## start

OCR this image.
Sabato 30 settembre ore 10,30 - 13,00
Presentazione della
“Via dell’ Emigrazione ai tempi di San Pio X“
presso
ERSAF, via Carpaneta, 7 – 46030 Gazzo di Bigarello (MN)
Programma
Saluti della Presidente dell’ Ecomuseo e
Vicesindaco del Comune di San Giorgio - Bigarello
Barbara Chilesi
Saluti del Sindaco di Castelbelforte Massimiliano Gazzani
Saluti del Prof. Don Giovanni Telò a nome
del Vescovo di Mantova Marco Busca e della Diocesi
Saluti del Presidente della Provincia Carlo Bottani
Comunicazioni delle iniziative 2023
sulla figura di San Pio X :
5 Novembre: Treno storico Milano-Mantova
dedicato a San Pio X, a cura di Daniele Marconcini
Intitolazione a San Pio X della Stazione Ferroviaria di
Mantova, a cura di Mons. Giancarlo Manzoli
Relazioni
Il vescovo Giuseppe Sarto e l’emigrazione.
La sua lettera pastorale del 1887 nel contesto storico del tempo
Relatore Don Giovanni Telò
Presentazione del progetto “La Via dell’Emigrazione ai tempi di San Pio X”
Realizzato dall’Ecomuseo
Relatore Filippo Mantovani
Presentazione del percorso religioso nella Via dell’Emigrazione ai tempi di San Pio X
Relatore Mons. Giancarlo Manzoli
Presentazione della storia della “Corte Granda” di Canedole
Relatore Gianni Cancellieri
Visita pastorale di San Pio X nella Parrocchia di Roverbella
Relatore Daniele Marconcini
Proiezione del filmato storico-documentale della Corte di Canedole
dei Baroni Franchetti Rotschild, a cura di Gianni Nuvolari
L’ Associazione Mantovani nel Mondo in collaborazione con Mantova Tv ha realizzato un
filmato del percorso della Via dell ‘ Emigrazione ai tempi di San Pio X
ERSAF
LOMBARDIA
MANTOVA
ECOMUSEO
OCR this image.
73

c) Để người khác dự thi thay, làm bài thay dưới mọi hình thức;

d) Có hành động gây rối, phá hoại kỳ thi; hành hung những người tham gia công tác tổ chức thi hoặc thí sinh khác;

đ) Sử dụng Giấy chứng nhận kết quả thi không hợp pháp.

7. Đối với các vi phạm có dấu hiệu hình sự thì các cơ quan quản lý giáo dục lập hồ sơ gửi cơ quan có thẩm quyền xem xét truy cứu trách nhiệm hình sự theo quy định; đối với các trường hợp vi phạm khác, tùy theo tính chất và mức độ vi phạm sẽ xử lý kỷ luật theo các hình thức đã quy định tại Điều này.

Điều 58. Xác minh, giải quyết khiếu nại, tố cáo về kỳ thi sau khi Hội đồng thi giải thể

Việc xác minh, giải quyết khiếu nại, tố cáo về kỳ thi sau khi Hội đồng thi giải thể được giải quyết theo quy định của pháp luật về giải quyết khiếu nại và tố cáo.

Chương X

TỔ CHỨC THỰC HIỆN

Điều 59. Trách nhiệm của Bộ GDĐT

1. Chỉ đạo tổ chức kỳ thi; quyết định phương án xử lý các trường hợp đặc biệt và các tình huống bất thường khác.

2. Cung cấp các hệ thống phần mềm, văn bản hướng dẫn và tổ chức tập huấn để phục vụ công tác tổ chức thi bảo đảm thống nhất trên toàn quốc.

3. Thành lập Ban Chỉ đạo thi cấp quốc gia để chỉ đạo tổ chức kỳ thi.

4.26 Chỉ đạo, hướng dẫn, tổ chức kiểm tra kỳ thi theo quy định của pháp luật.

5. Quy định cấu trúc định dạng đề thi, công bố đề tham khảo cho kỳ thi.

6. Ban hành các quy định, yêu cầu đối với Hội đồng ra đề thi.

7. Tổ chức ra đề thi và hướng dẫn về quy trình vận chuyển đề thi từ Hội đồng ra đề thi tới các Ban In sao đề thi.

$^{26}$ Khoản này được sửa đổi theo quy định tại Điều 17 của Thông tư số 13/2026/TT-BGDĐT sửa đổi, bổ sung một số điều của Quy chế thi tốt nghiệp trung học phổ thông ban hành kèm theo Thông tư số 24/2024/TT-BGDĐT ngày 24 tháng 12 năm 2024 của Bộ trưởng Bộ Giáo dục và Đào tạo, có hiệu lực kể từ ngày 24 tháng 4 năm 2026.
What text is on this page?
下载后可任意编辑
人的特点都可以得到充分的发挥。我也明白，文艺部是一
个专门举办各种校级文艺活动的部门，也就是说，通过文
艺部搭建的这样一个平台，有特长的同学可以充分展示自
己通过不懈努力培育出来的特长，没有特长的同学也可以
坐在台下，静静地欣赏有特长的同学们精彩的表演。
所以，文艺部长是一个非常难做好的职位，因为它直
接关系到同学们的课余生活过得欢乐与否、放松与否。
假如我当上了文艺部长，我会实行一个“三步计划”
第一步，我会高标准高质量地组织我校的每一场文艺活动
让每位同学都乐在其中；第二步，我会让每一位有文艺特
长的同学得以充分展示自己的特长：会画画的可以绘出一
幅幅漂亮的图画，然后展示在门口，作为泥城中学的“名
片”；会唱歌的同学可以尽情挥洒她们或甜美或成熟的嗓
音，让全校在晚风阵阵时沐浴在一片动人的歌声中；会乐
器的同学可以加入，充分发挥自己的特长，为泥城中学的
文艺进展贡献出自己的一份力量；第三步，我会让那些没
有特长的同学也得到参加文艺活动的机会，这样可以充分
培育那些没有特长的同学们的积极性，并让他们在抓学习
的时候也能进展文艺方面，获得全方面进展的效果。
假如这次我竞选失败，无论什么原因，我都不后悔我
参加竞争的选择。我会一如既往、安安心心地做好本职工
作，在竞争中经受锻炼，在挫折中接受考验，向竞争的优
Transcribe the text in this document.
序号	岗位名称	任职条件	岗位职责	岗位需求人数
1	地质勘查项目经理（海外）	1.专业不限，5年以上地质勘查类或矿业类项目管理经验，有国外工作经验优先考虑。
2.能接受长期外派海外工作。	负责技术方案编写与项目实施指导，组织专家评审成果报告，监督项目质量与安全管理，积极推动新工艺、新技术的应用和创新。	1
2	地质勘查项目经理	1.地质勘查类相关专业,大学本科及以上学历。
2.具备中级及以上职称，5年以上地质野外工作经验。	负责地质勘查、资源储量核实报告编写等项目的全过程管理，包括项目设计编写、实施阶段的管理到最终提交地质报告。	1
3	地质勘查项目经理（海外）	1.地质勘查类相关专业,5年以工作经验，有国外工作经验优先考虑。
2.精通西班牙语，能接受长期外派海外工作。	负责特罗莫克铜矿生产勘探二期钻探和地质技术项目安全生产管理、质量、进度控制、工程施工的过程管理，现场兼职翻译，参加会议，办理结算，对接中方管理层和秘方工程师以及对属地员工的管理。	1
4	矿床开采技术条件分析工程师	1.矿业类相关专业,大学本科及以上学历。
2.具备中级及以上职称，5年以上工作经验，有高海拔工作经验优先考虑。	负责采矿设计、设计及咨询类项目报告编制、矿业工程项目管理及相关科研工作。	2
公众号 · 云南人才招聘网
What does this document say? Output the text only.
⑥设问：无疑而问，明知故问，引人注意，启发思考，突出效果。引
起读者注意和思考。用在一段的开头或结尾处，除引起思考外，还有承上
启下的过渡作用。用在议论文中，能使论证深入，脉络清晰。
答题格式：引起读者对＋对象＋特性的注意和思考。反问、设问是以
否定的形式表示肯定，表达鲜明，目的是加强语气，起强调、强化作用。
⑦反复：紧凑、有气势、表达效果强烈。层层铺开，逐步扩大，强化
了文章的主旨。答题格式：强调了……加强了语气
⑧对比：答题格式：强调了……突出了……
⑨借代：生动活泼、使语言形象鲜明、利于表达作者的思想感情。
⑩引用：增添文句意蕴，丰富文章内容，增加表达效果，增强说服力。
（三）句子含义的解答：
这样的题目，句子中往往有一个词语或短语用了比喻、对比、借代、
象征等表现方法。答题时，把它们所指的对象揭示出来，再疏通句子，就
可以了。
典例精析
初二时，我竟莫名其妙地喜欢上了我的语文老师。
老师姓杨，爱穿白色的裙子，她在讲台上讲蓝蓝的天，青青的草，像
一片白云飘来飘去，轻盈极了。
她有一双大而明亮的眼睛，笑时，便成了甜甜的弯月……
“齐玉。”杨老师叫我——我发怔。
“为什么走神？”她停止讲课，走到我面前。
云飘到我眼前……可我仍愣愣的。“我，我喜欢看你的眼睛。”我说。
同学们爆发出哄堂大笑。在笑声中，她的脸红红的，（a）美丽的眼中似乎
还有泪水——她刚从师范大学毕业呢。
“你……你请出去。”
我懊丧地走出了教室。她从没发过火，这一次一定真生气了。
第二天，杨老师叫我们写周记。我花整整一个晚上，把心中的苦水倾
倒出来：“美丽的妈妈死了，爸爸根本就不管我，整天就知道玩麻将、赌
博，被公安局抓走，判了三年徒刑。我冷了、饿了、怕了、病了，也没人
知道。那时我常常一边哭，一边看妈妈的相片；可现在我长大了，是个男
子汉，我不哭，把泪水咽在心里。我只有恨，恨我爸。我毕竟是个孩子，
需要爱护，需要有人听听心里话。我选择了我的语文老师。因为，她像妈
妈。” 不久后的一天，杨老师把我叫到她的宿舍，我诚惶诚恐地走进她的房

## end

THE PROBLEM
Show the lines of the material that contain the word "具备中级及以上职称".

EXERCISE SOLUTION
2.具备中级及以上职称，5年以上地质野外工作经验。	负责地质勘查、资源储量核实报告编写等项目的全过程管理，包括项目设计编写、实施阶段的管理到最终提交地质报告。	1
2.具备中级及以上职称，5年以上工作经验，有高海拔工作经验优先考虑。	负责采矿设计、设计及咨询类项目报告编制、矿业工程项目管理及相关科研工作。	2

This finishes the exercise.